* _Brief_:
Write out all of the entries exactly as given.

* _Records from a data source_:

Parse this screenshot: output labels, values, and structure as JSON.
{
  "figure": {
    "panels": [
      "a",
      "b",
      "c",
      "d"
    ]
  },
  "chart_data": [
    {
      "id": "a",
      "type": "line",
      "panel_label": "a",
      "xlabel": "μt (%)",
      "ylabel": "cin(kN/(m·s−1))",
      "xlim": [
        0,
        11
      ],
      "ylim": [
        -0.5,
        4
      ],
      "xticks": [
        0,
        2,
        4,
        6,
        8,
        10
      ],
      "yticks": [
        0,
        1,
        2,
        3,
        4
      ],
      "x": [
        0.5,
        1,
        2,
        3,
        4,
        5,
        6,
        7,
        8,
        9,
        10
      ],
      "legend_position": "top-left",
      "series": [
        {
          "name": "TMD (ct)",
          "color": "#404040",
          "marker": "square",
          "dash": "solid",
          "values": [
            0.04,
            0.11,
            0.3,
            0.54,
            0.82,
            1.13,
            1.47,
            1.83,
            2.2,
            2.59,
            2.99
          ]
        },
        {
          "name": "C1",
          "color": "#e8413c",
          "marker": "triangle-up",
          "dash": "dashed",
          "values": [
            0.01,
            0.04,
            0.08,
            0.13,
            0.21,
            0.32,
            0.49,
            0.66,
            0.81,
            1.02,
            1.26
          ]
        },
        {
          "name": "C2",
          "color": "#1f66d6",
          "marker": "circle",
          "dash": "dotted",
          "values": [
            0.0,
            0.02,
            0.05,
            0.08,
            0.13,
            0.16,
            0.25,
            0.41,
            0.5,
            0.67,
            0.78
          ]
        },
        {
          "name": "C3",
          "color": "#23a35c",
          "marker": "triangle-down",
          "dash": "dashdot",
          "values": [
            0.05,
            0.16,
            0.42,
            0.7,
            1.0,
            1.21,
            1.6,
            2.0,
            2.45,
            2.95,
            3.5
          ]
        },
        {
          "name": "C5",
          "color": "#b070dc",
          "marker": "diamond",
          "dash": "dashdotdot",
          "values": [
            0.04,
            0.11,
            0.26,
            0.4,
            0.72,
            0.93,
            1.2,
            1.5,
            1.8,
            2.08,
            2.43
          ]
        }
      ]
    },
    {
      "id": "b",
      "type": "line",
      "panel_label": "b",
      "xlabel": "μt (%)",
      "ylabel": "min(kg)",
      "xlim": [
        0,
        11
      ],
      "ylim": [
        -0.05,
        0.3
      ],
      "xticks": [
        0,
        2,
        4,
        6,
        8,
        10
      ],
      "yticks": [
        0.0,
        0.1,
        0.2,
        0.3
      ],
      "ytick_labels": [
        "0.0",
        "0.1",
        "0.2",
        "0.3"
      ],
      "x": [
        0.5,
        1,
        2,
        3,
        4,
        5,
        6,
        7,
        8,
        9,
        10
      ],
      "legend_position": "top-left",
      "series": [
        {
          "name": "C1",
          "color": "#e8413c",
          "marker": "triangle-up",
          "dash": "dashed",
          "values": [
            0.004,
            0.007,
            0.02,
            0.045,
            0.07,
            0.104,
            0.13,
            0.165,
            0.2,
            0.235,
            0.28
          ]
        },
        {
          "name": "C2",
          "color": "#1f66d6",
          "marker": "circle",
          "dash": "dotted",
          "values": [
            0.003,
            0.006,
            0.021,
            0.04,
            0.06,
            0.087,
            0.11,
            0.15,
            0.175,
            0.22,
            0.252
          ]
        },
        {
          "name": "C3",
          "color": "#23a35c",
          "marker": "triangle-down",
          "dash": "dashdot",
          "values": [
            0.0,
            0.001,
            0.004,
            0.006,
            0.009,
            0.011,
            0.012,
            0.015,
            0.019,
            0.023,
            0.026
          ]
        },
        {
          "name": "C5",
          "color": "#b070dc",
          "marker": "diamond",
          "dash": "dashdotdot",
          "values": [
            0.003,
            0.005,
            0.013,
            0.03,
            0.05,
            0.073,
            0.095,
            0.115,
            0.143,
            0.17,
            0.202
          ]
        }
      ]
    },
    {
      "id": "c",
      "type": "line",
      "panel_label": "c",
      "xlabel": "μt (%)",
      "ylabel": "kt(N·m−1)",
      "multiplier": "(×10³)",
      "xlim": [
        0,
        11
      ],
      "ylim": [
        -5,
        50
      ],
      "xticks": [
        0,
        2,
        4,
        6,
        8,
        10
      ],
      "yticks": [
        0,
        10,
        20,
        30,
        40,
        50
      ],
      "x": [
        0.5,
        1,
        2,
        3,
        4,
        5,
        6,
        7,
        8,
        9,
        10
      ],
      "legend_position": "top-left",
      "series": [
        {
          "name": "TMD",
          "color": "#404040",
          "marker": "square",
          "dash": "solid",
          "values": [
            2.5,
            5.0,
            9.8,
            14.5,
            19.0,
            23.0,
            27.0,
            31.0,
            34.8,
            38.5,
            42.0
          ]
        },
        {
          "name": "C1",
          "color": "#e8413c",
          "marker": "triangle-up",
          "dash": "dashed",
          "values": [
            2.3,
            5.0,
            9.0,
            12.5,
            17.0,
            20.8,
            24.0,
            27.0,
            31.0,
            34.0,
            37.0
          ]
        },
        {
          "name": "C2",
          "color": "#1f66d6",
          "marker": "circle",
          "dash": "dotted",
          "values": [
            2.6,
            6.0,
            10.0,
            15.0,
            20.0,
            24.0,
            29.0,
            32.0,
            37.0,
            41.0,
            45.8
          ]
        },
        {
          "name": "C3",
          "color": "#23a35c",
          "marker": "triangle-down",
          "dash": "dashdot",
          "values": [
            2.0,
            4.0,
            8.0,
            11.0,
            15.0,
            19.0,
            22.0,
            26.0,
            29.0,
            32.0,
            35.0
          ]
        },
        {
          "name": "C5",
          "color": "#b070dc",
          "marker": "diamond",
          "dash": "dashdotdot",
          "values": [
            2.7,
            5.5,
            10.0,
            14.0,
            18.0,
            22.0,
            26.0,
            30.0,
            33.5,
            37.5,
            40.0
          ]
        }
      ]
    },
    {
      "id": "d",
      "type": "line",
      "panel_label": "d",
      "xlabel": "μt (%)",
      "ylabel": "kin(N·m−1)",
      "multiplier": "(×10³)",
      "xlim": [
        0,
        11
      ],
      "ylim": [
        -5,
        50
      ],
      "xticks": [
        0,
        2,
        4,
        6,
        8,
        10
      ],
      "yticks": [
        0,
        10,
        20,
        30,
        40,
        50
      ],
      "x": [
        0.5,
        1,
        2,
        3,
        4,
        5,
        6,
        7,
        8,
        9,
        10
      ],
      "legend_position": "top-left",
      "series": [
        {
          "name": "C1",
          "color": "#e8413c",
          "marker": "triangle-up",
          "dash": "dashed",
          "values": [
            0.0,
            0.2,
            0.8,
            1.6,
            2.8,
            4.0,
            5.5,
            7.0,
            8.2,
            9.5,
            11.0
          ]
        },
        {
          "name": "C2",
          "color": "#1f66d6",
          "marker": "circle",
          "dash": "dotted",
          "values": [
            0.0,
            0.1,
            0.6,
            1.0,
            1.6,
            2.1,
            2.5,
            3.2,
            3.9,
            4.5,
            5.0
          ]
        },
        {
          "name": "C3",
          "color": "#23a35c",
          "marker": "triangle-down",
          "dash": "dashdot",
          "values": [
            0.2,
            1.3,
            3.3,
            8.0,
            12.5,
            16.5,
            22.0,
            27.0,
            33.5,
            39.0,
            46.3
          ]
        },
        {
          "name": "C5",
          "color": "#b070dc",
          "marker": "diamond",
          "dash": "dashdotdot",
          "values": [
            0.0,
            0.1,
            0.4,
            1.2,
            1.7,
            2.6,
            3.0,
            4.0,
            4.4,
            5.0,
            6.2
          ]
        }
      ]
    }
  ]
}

* _Exercise answer_:
Parse this screenshot: output labels, values, and structure as JSON.
{
  "figure": {
    "panels": [
      "a",
      "b",
      "c",
      "d"
    ]
  },
  "chart_data": [
    {
      "id": "a",
      "type": "line",
      "panel_label": "a",
      "xlabel": "μt (%)",
      "ylabel": "cin(kN/(m·s−1))",
      "xlim": [
        0,
        11
      ],
      "ylim": [
        -0.5,
        4
      ],
      "xticks": [
        0,
        2,
        4,
        6,
        8,
        10
      ],
      "yticks": [
        0,
        1,
        2,
        3,
        4
      ],
      "x": [
        0.5,
        1,
        2,
        3,
        4,
        5,
        6,
        7,
        8,
        9,
        10
      ],
      "legend_position": "top-left",
      "series": [
        {
          "name": "TMD (ct)",
          "color": "#404040",
          "marker": "square",
          "dash": "solid",
          "values": [
            0.04,
            0.11,
            0.3,
            0.54,
            0.82,
            1.13,
            1.47,
            1.83,
            2.2,
            2.59,
            2.99
          ]
        },
        {
          "name": "C1",
          "color": "#e8413c",
          "marker": "triangle-up",
          "dash": "dashed",
          "values": [
            0.01,
            0.04,
            0.08,
            0.13,
            0.21,
            0.32,
            0.49,
            0.66,
            0.81,
            1.02,
            1.26
          ]
        },
        {
          "name": "C2",
          "color": "#1f66d6",
          "marker": "circle",
          "dash": "dotted",
          "values": [
            0.0,
            0.02,
            0.05,
            0.08,
            0.13,
            0.16,
            0.25,
            0.41,
            0.5,
            0.67,
            0.78
          ]
        },
        {
          "name": "C3",
          "color": "#23a35c",
          "marker": "triangle-down",
          "dash": "dashdot",
          "values": [
            0.05,
            0.16,
            0.42,
            0.7,
            1.0,
            1.21,
            1.6,
            2.0,
            2.45,
            2.95,
            3.5
          ]
        },
        {
          "name": "C5",
          "color": "#b070dc",
          "marker": "diamond",
          "dash": "dashdotdot",
          "values": [
            0.04,
            0.11,
            0.26,
            0.4,
            0.72,
            0.93,
            1.2,
            1.5,
            1.8,
            2.08,
            2.43
          ]
        }
      ]
    },
    {
      "id": "b",
      "type": "line",
      "panel_label": "b",
      "xlabel": "μt (%)",
      "ylabel": "min(kg)",
      "xlim": [
        0,
        11
      ],
      "ylim": [
        -0.05,
        0.3
      ],
      "xticks": [
        0,
        2,
        4,
        6,
        8,
        10
      ],
      "yticks": [
        0.0,
        0.1,
        0.2,
        0.3
      ],
      "ytick_labels": [
        "0.0",
        "0.1",
        "0.2",
        "0.3"
      ],
      "x": [
        0.5,
        1,
        2,
        3,
        4,
        5,
        6,
        7,
        8,
        9,
        10
      ],
      "legend_position": "top-left",
      "series": [
        {
          "name": "C1",
          "color": "#e8413c",
          "marker": "triangle-up",
          "dash": "dashed",
          "values": [
            0.004,
            0.007,
            0.02,
            0.045,
            0.07,
            0.104,
            0.13,
            0.165,
            0.2,
            0.235,
            0.28
          ]
        },
        {
          "name": "C2",
          "color": "#1f66d6",
          "marker": "circle",
          "dash": "dotted",
          "values": [
            0.003,
            0.006,
            0.021,
            0.04,
            0.06,
            0.087,
            0.11,
            0.15,
            0.175,
            0.22,
            0.252
          ]
        },
        {
          "name": "C3",
          "color": "#23a35c",
          "marker": "triangle-down",
          "dash": "dashdot",
          "values": [
            0.0,
            0.001,
            0.004,
            0.006,
            0.009,
            0.011,
            0.012,
            0.015,
            0.019,
            0.023,
            0.026
          ]
        },
        {
          "name": "C5",
          "color": "#b070dc",
          "marker": "diamond",
          "dash": "dashdotdot",
          "values": [
            0.003,
            0.005,
            0.013,
            0.03,
            0.05,
            0.073,
            0.095,
            0.115,
            0.143,
            0.17,
            0.202
          ]
        }
      ]
    },
    {
      "id": "c",
      "type": "line",
      "panel_label": "c",
      "xlabel": "μt (%)",
      "ylabel": "kt(N·m−1)",
      "multiplier": "(×10³)",
      "xlim": [
        0,
        11
      ],
      "ylim": [
        -5,
        50
      ],
      "xticks": [
        0,
        2,
        4,
        6,
        8,
        10
      ],
      "yticks": [
        0,
        10,
        20,
        30,
        40,
        50
      ],
      "x": [
        0.5,
        1,
        2,
        3,
        4,
        5,
        6,
        7,
        8,
        9,
        10
      ],
      "legend_position": "top-left",
      "series": [
        {
          "name": "TMD",
          "color": "#404040",
          "marker": "square",
          "dash": "solid",
          "values": [
            2.5,
            5.0,
            9.8,
            14.5,
            19.0,
            23.0,
            27.0,
            31.0,
            34.8,
            38.5,
            42.0
          ]
        },
        {
          "name": "C1",
          "color": "#e8413c",
          "marker": "triangle-up",
          "dash": "dashed",
          "values": [
            2.3,
            5.0,
            9.0,
            12.5,
            17.0,
            20.8,
            24.0,
            27.0,
            31.0,
            34.0,
            37.0
          ]
        },
        {
          "name": "C2",
          "color": "#1f66d6",
          "marker": "circle",
          "dash": "dotted",
          "values": [
            2.6,
            6.0,
            10.0,
            15.0,
            20.0,
            24.0,
            29.0,
            32.0,
            37.0,
            41.0,
            45.8
          ]
        },
        {
          "name": "C3",
          "color": "#23a35c",
          "marker": "triangle-down",
          "dash": "dashdot",
          "values": [
            2.0,
            4.0,
            8.0,
            11.0,
            15.0,
            19.0,
            22.0,
            26.0,
            29.0,
            32.0,
            35.0
          ]
        },
        {
          "name": "C5",
          "color": "#b070dc",
          "marker": "diamond",
          "dash": "dashdotdot",
          "values": [
            2.7,
            5.5,
            10.0,
            14.0,
            18.0,
            22.0,
            26.0,
            30.0,
            33.5,
            37.5,
            40.0
          ]
        }
      ]
    },
    {
      "id": "d",
      "type": "line",
      "panel_label": "d",
      "xlabel": "μt (%)",
      "ylabel": "kin(N·m−1)",
      "multiplier": "(×10³)",
      "xlim": [
        0,
        11
      ],
      "ylim": [
        -5,
        50
      ],
      "xticks": [
        0,
        2,
        4,
        6,
        8,
        10
      ],
      "yticks": [
        0,
        10,
        20,
        30,
        40,
        50
      ],
      "x": [
        0.5,
        1,
        2,
        3,
        4,
        5,
        6,
        7,
        8,
        9,
        10
      ],
      "legend_position": "top-left",
      "series": [
        {
          "name": "C1",
          "color": "#e8413c",
          "marker": "triangle-up",
          "dash": "dashed",
          "values": [
            0.0,
            0.2,
            0.8,
            1.6,
            2.8,
            4.0,
            5.5,
            7.0,
            8.2,
            9.5,
            11.0
          ]
        },
        {
          "name": "C2",
          "color": "#1f66d6",
          "marker": "circle",
          "dash": "dotted",
          "values": [
            0.0,
            0.1,
            0.6,
            1.0,
            1.6,
            2.1,
            2.5,
            3.2,
            3.9,
            4.5,
            5.0
          ]
        },
        {
          "name": "C3",
          "color": "#23a35c",
          "marker": "triangle-down",
          "dash": "dashdot",
          "values": [
            0.2,
            1.3,
            3.3,
            8.0,
            12.5,
            16.5,
            22.0,
            27.0,
            33.5,
            39.0,
            46.3
          ]
        },
        {
          "name": "C5",
          "color": "#b070dc",
          "marker": "diamond",
          "dash": "dashdotdot",
          "values": [
            0.0,
            0.1,
            0.4,
            1.2,
            1.7,
            2.6,
            3.0,
            4.0,
            4.4,
            5.0,
            6.2
          ]
        }
      ]
    }
  ]
}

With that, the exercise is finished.